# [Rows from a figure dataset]

────────────────────────────────────────

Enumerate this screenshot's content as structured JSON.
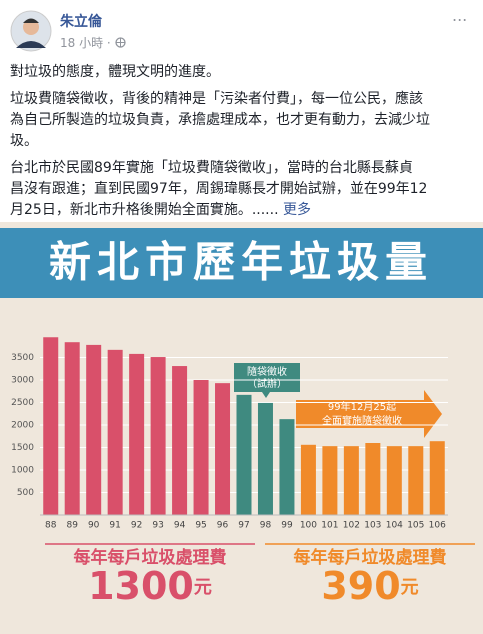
{
  "post": {
    "author": "朱立倫",
    "time": "18 小時",
    "more_menu": "...",
    "paragraphs": [
      [
        "對垃圾的態度，體現文明的進度。"
      ],
      [
        "垃圾費隨袋徵收，背後的精神是「污染者付費」，每一位公民，應該",
        "為自己所製造的垃圾負責，承擔處理成本，也才更有動力，去減少垃",
        "圾。"
      ],
      [
        "台北市於民國89年實施「垃圾費隨袋徵收」，當時的台北縣長蘇貞",
        "昌沒有跟進；直到民國97年，周錫瑋縣長才開始試辦，並在99年12",
        "月25日，新北市升格後開始全面實施。......"
      ]
    ],
    "see_more": "更多"
  },
  "chart_data": {
    "type": "bar",
    "title": "新北市歷年垃圾量",
    "categories": [
      "88",
      "89",
      "90",
      "91",
      "92",
      "93",
      "94",
      "95",
      "96",
      "97",
      "98",
      "99",
      "100",
      "101",
      "102",
      "103",
      "104",
      "105",
      "106"
    ],
    "values": [
      3950,
      3840,
      3780,
      3670,
      3580,
      3510,
      3310,
      3000,
      2930,
      2670,
      2490,
      2130,
      1560,
      1530,
      1530,
      1600,
      1530,
      1530,
      1640
    ],
    "colors": [
      "#d9506a",
      "#d9506a",
      "#d9506a",
      "#d9506a",
      "#d9506a",
      "#d9506a",
      "#d9506a",
      "#d9506a",
      "#d9506a",
      "#3f8a80",
      "#3f8a80",
      "#3f8a80",
      "#f08a2a",
      "#f08a2a",
      "#f08a2a",
      "#f08a2a",
      "#f08a2a",
      "#f08a2a",
      "#f08a2a"
    ],
    "ylim": [
      0,
      4000
    ],
    "yticks": [
      500,
      1000,
      1500,
      2000,
      2500,
      3000,
      3500
    ],
    "grid": true,
    "annotations": {
      "trial": [
        "隨袋徵收",
        "（試辦）"
      ],
      "full": [
        "99年12月25起",
        "全面實施隨袋徵收"
      ]
    },
    "fees": [
      {
        "label": "每年每戶垃圾處理費",
        "amount": "1300",
        "unit": "元",
        "color": "#d9506a"
      },
      {
        "label": "每年每戶垃圾處理費",
        "amount": "390",
        "unit": "元",
        "color": "#f08a2a"
      }
    ]
  }
}
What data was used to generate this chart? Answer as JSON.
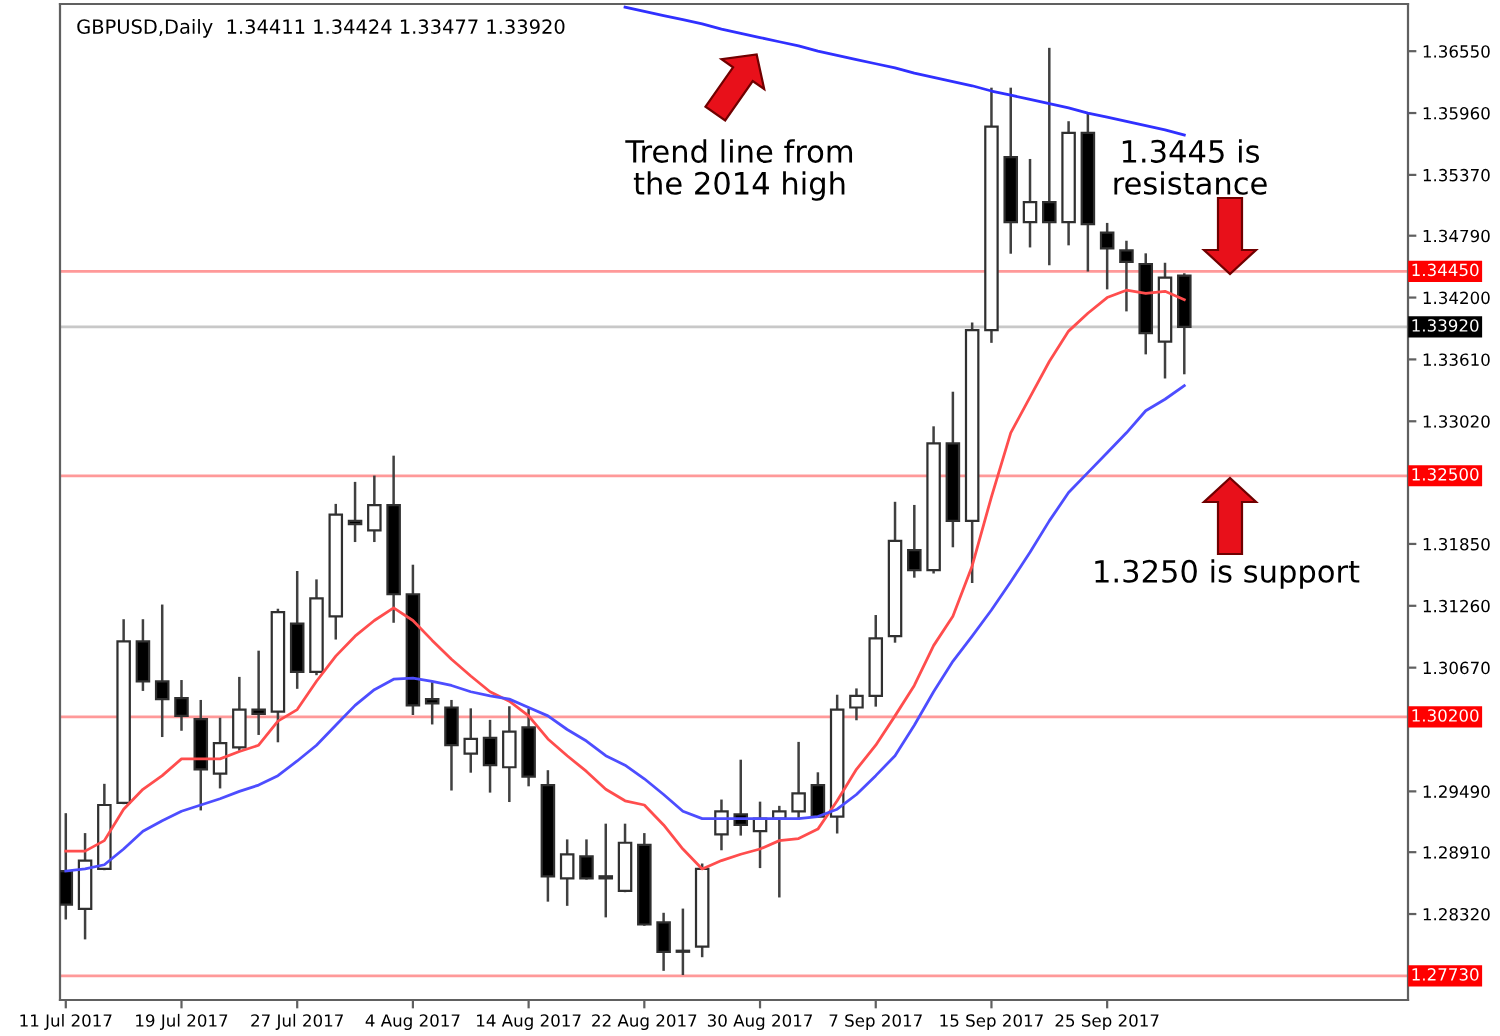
{
  "chart_data": {
    "type": "candlestick",
    "title": "GBPUSD,Daily  1.34411 1.34424 1.33477 1.33920",
    "categories": [
      "11 Jul 2017",
      null,
      null,
      null,
      null,
      null,
      "19 Jul 2017",
      null,
      null,
      null,
      null,
      null,
      "27 Jul 2017",
      null,
      null,
      null,
      null,
      null,
      "4 Aug 2017",
      null,
      null,
      null,
      null,
      null,
      "14 Aug 2017",
      null,
      null,
      null,
      null,
      null,
      "22 Aug 2017",
      null,
      null,
      null,
      null,
      null,
      "30 Aug 2017",
      null,
      null,
      null,
      null,
      null,
      "7 Sep 2017",
      null,
      null,
      null,
      null,
      null,
      "15 Sep 2017",
      null,
      null,
      null,
      null,
      null,
      "25 Sep 2017",
      null,
      null,
      null,
      null
    ],
    "ohlc": [
      [
        1.2873,
        1.2927,
        1.2828,
        1.2841
      ],
      [
        1.2837,
        1.2908,
        1.2809,
        1.2883
      ],
      [
        1.2875,
        1.2955,
        1.2875,
        1.2936
      ],
      [
        1.2938,
        1.3112,
        1.2938,
        1.3092
      ],
      [
        1.3092,
        1.3112,
        1.3046,
        1.3054
      ],
      [
        1.3054,
        1.3126,
        1.3002,
        1.3037
      ],
      [
        1.3038,
        1.3054,
        1.3008,
        1.3021
      ],
      [
        1.3018,
        1.3035,
        1.2932,
        1.297
      ],
      [
        1.2966,
        1.3018,
        1.2953,
        1.2995
      ],
      [
        1.2991,
        1.3057,
        1.2989,
        1.3027
      ],
      [
        1.3027,
        1.3082,
        1.3004,
        1.3023
      ],
      [
        1.3025,
        1.3122,
        1.2997,
        1.312
      ],
      [
        1.3109,
        1.3158,
        1.3048,
        1.3063
      ],
      [
        1.3063,
        1.315,
        1.3061,
        1.3133
      ],
      [
        1.3116,
        1.3222,
        1.3095,
        1.3213
      ],
      [
        1.3207,
        1.3243,
        1.3188,
        1.3204
      ],
      [
        1.3198,
        1.3249,
        1.3188,
        1.3222
      ],
      [
        1.3222,
        1.3268,
        1.3111,
        1.3137
      ],
      [
        1.3137,
        1.3164,
        1.3023,
        1.3031
      ],
      [
        1.3037,
        1.3052,
        1.3014,
        1.3033
      ],
      [
        1.3029,
        1.3035,
        1.2951,
        1.2993
      ],
      [
        1.2985,
        1.3027,
        1.2968,
        1.2999
      ],
      [
        1.3,
        1.3016,
        1.2949,
        1.2974
      ],
      [
        1.2972,
        1.3029,
        1.294,
        1.3006
      ],
      [
        1.301,
        1.3027,
        1.2955,
        1.2963
      ],
      [
        1.2955,
        1.2968,
        1.2845,
        1.2868
      ],
      [
        1.2866,
        1.2902,
        1.2841,
        1.2889
      ],
      [
        1.2887,
        1.2902,
        1.2866,
        1.2866
      ],
      [
        1.2868,
        1.2917,
        1.283,
        1.2866
      ],
      [
        1.2854,
        1.2917,
        1.2854,
        1.29
      ],
      [
        1.2898,
        1.2908,
        1.2822,
        1.2822
      ],
      [
        1.2824,
        1.2832,
        1.2779,
        1.2796
      ],
      [
        1.2796,
        1.2836,
        1.2775,
        1.2797
      ],
      [
        1.2801,
        1.2879,
        1.2792,
        1.2875
      ],
      [
        1.2908,
        1.294,
        1.2894,
        1.293
      ],
      [
        1.2927,
        1.2978,
        1.2908,
        1.2917
      ],
      [
        1.2911,
        1.2938,
        1.2877,
        1.2923
      ],
      [
        1.2923,
        1.2934,
        1.2849,
        1.293
      ],
      [
        1.293,
        1.2995,
        1.2923,
        1.2947
      ],
      [
        1.2955,
        1.2966,
        1.2925,
        1.2925
      ],
      [
        1.2925,
        1.304,
        1.291,
        1.3027
      ],
      [
        1.3029,
        1.3046,
        1.3018,
        1.304
      ],
      [
        1.304,
        1.3116,
        1.3031,
        1.3095
      ],
      [
        1.3097,
        1.3224,
        1.3092,
        1.3188
      ],
      [
        1.3179,
        1.3221,
        1.3154,
        1.316
      ],
      [
        1.316,
        1.3296,
        1.3158,
        1.3281
      ],
      [
        1.3281,
        1.3329,
        1.3183,
        1.3207
      ],
      [
        1.3207,
        1.3395,
        1.3149,
        1.3389
      ],
      [
        1.3389,
        1.3619,
        1.3378,
        1.3583
      ],
      [
        1.3554,
        1.3619,
        1.3463,
        1.3492
      ],
      [
        1.3492,
        1.3551,
        1.3469,
        1.3511
      ],
      [
        1.3511,
        1.3657,
        1.3452,
        1.3492
      ],
      [
        1.3492,
        1.3587,
        1.3471,
        1.3577
      ],
      [
        1.3577,
        1.3594,
        1.3446,
        1.349
      ],
      [
        1.3482,
        1.349,
        1.3429,
        1.3467
      ],
      [
        1.3465,
        1.3473,
        1.3408,
        1.3454
      ],
      [
        1.3452,
        1.3461,
        1.3367,
        1.3386
      ],
      [
        1.3378,
        1.3452,
        1.3344,
        1.3439
      ],
      [
        1.3441,
        1.3442,
        1.3348,
        1.3392
      ]
    ],
    "series": [
      {
        "type": "line",
        "color": "#ff4d4d",
        "values": [
          1.2892,
          1.2892,
          1.2902,
          1.2932,
          1.2951,
          1.2964,
          1.298,
          1.298,
          1.298,
          1.2987,
          1.2993,
          1.3016,
          1.3027,
          1.3054,
          1.3078,
          1.3097,
          1.3112,
          1.3124,
          1.3112,
          1.3093,
          1.3075,
          1.3059,
          1.3044,
          1.3035,
          1.3021,
          1.2999,
          1.2983,
          1.2968,
          1.2951,
          1.294,
          1.2936,
          1.2917,
          1.2894,
          1.2875,
          1.2883,
          1.2889,
          1.2894,
          1.2902,
          1.2904,
          1.2913,
          1.294,
          1.297,
          1.2993,
          1.3021,
          1.305,
          1.3088,
          1.3116,
          1.3164,
          1.323,
          1.3291,
          1.3325,
          1.3359,
          1.3388,
          1.3405,
          1.342,
          1.3427,
          1.3424,
          1.3426,
          1.3418
        ]
      },
      {
        "type": "line",
        "color": "#4d4dff",
        "values": [
          1.2873,
          1.2875,
          1.2879,
          1.2894,
          1.2911,
          1.2921,
          1.293,
          1.2936,
          1.2942,
          1.2949,
          1.2955,
          1.2964,
          1.2978,
          1.2993,
          1.3012,
          1.3031,
          1.3046,
          1.3056,
          1.3057,
          1.3054,
          1.305,
          1.3044,
          1.304,
          1.3037,
          1.3029,
          1.3021,
          1.3008,
          1.2997,
          1.2983,
          1.2974,
          1.2961,
          1.2946,
          1.293,
          1.2923,
          1.2923,
          1.2923,
          1.2923,
          1.2923,
          1.2923,
          1.2925,
          1.2932,
          1.2946,
          1.2964,
          1.2983,
          1.3012,
          1.3044,
          1.3073,
          1.3097,
          1.3122,
          1.3149,
          1.3177,
          1.3207,
          1.3234,
          1.3253,
          1.3272,
          1.3291,
          1.3312,
          1.3323,
          1.3336
        ]
      },
      {
        "type": "line",
        "color": "#3030ff",
        "values": [
          null,
          null,
          null,
          null,
          null,
          null,
          null,
          null,
          null,
          null,
          null,
          null,
          null,
          null,
          null,
          null,
          null,
          null,
          null,
          null,
          null,
          null,
          null,
          null,
          null,
          null,
          null,
          null,
          null,
          1.3697,
          1.3693,
          1.3689,
          1.3685,
          1.3681,
          1.3676,
          1.3672,
          1.3668,
          1.3664,
          1.366,
          1.3655,
          1.3651,
          1.3647,
          1.3643,
          1.3639,
          1.3634,
          1.363,
          1.3626,
          1.3622,
          1.3617,
          1.3613,
          1.3609,
          1.3605,
          1.3601,
          1.3596,
          1.3592,
          1.3588,
          1.3584,
          1.358,
          1.3575
        ]
      }
    ],
    "ylim": [
      1.275,
      1.37
    ],
    "yticks": [
      {
        "value": 1.3655,
        "label": "1.36550"
      },
      {
        "value": 1.3596,
        "label": "1.35960"
      },
      {
        "value": 1.3537,
        "label": "1.35370"
      },
      {
        "value": 1.3479,
        "label": "1.34790"
      },
      {
        "value": 1.342,
        "label": "1.34200"
      },
      {
        "value": 1.3361,
        "label": "1.33610"
      },
      {
        "value": 1.3302,
        "label": "1.33020"
      },
      {
        "value": 1.3185,
        "label": "1.31850"
      },
      {
        "value": 1.3126,
        "label": "1.31260"
      },
      {
        "value": 1.3067,
        "label": "1.30670"
      },
      {
        "value": 1.2949,
        "label": "1.29490"
      },
      {
        "value": 1.2891,
        "label": "1.28910"
      },
      {
        "value": 1.2832,
        "label": "1.28320"
      }
    ],
    "ref_lines": [
      {
        "axis": "y",
        "value": 1.3445,
        "label": "1.34450",
        "color": "#ff9999"
      },
      {
        "axis": "y",
        "value": 1.3392,
        "label": "1.33920",
        "color": "#c8c8c8"
      },
      {
        "axis": "y",
        "value": 1.325,
        "label": "1.32500",
        "color": "#ff9999"
      },
      {
        "axis": "y",
        "value": 1.302,
        "label": "1.30200",
        "color": "#ff9999"
      },
      {
        "axis": "y",
        "value": 1.2773,
        "label": "1.27730",
        "color": "#ff9999"
      }
    ],
    "annotations": [
      "Trend line from\nthe 2014 high",
      "1.3445 is\nresistance",
      "1.3250 is support"
    ],
    "grid": false
  }
}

────────────────────────────────────────

# [Exercise aim]
Return only the number of lines in the preceding records that contain the string "this".

# [Full response]
2